>> BEGIN Records supplied

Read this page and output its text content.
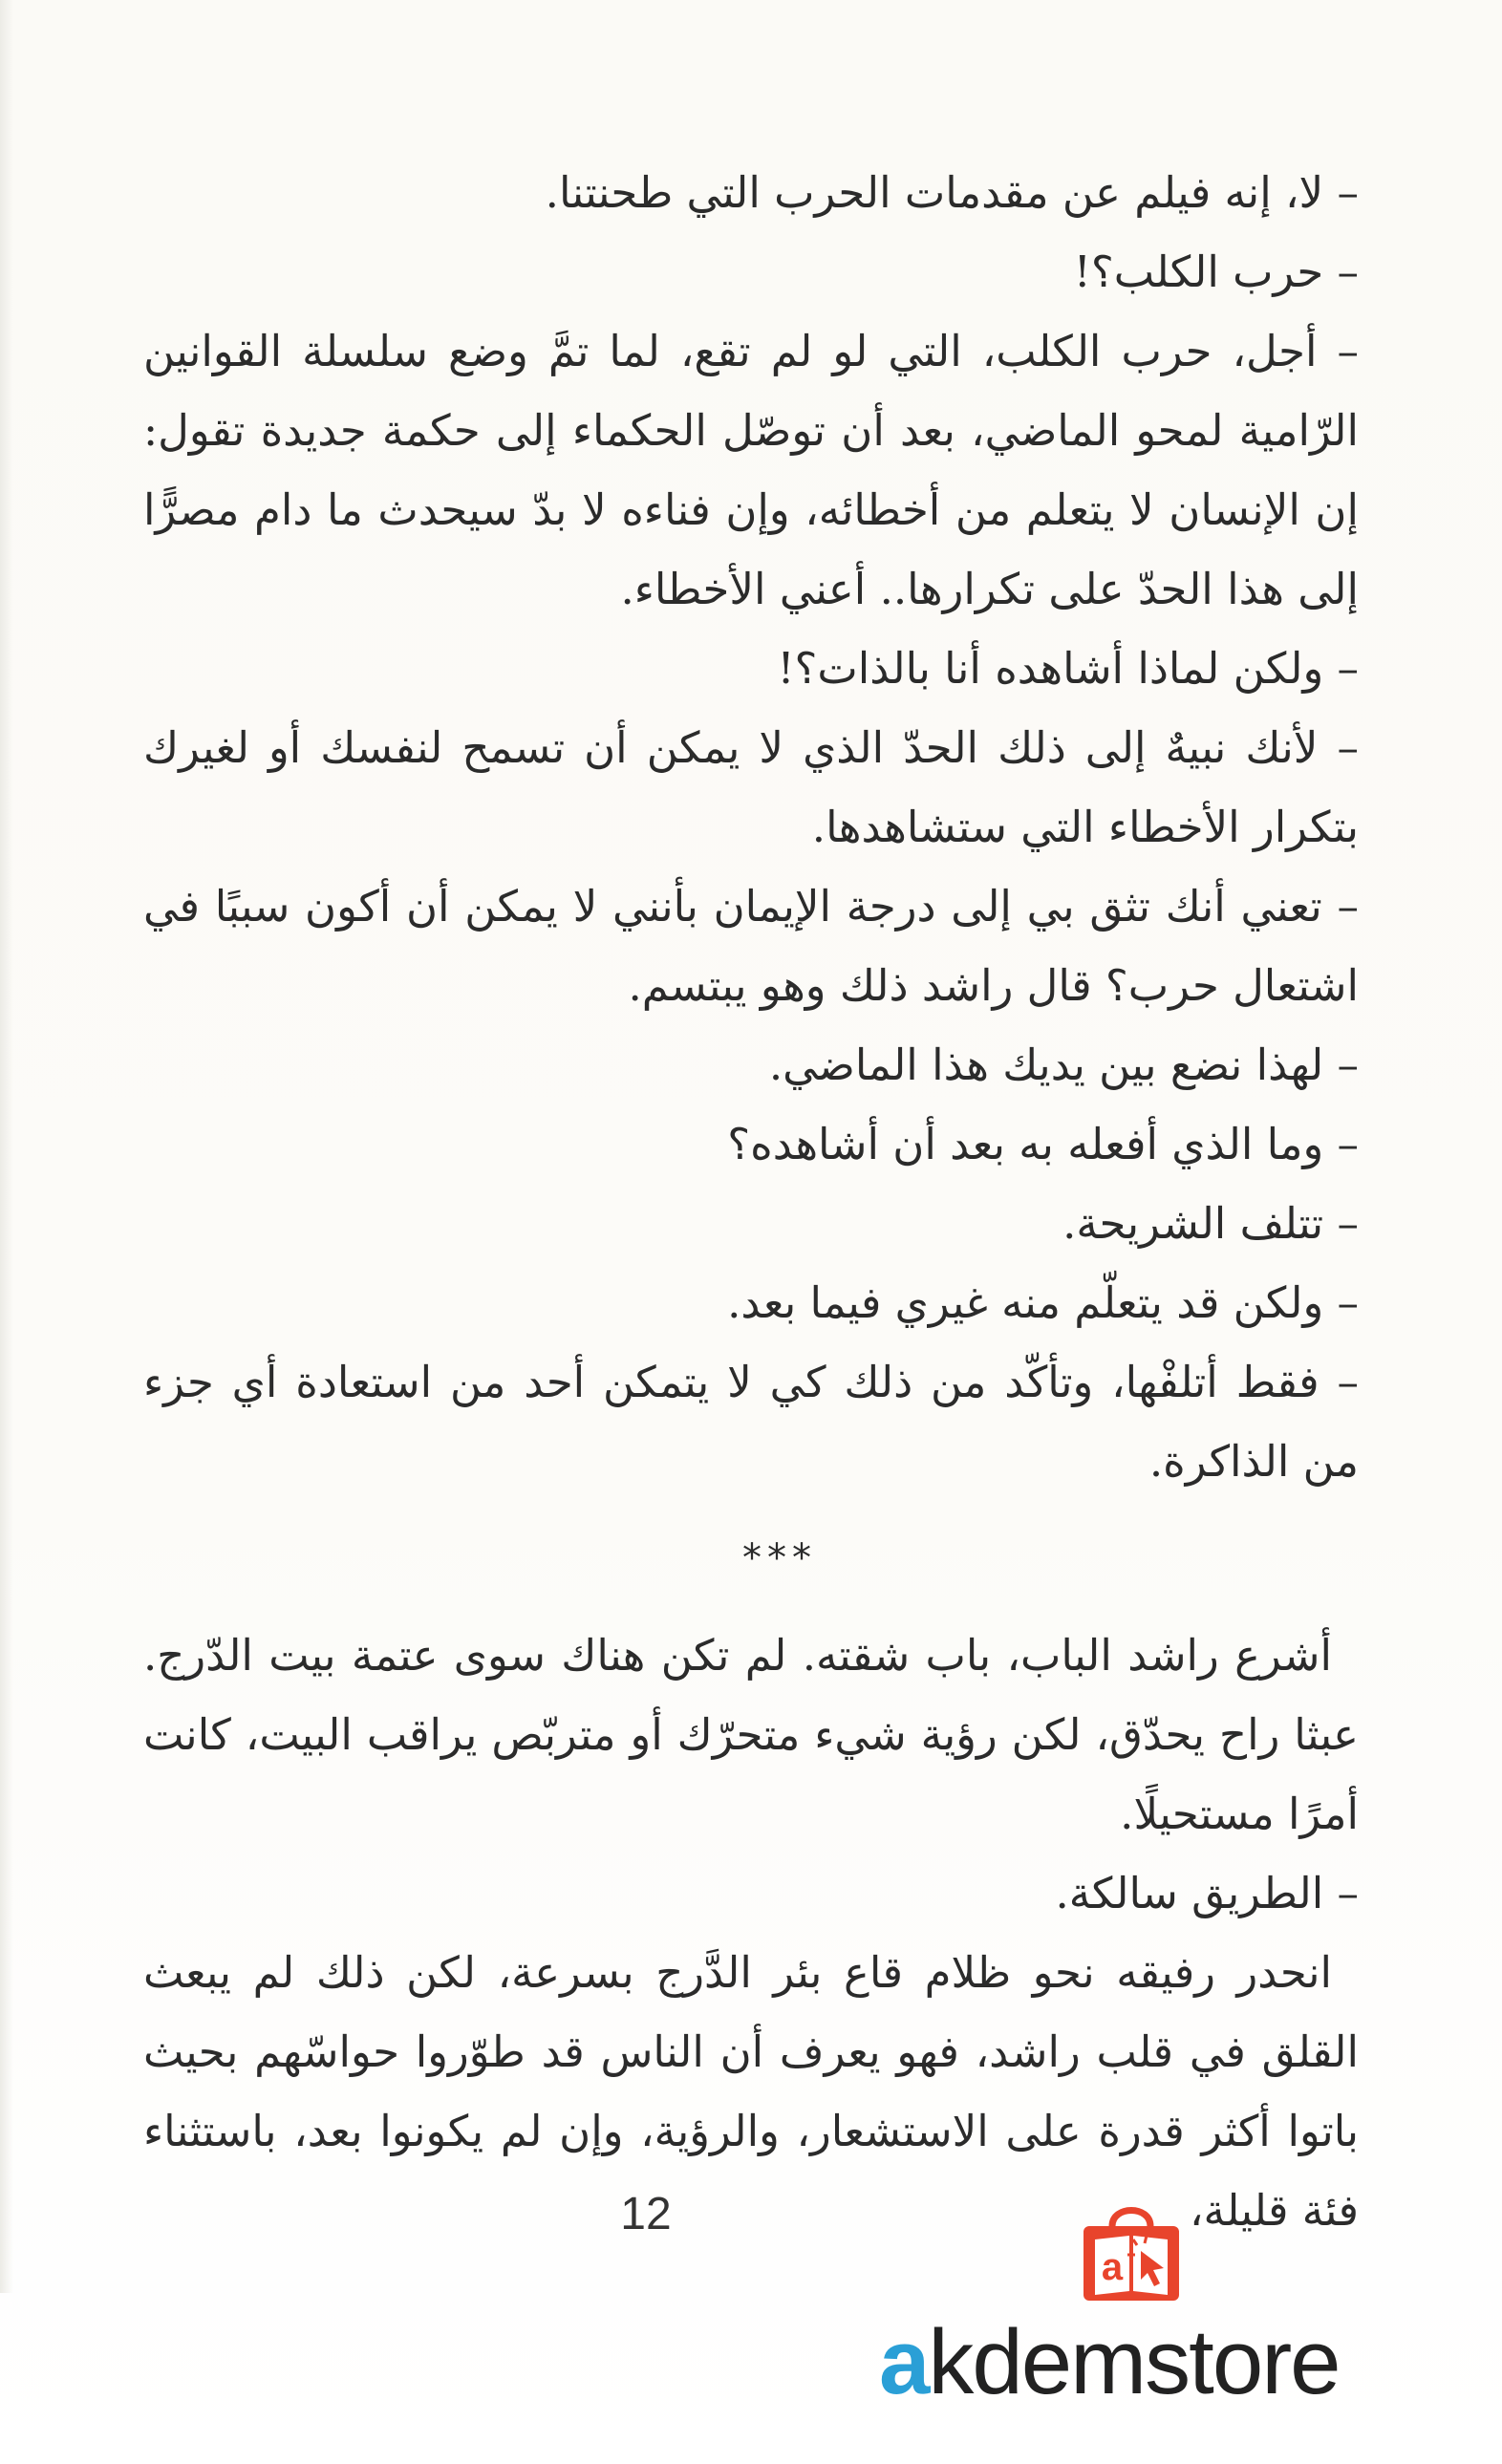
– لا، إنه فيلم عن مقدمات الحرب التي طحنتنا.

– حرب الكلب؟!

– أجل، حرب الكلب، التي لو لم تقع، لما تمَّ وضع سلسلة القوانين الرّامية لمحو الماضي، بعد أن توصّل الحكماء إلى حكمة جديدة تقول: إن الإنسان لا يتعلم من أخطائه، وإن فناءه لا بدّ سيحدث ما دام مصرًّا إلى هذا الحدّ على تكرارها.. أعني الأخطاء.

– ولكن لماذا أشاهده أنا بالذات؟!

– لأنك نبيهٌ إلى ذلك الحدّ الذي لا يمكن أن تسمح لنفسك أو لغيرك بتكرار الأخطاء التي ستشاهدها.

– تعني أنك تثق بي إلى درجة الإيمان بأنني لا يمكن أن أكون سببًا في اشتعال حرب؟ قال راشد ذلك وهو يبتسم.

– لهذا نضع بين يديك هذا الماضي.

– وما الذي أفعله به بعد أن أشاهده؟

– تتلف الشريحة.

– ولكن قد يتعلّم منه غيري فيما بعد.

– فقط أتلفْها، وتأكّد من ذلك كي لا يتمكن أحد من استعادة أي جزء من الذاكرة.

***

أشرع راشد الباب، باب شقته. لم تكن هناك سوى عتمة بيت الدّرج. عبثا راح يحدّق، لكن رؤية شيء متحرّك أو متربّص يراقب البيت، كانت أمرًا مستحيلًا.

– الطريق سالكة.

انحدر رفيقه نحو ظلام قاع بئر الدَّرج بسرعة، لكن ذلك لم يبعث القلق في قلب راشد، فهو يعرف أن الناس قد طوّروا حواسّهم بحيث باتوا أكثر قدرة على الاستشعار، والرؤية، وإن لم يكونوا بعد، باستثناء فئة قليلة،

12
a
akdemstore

>> END Records supplied
>> BEGIN Records supplied

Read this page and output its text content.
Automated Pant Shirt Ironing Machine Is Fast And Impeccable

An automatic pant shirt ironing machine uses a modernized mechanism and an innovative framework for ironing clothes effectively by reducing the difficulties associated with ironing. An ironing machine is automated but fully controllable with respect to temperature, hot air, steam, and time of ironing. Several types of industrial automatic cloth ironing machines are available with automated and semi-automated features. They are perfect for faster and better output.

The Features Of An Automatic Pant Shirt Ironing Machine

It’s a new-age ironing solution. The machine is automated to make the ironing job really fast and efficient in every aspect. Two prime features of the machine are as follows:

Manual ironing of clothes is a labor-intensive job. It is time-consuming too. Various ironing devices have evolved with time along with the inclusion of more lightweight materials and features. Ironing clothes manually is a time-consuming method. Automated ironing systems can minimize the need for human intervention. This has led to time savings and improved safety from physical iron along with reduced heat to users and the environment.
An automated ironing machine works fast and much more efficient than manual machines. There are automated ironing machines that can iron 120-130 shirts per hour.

>> END Records supplied

Find the lines of the material that hold the word "الحد" and report their count alone.

### Reply to the exercise
2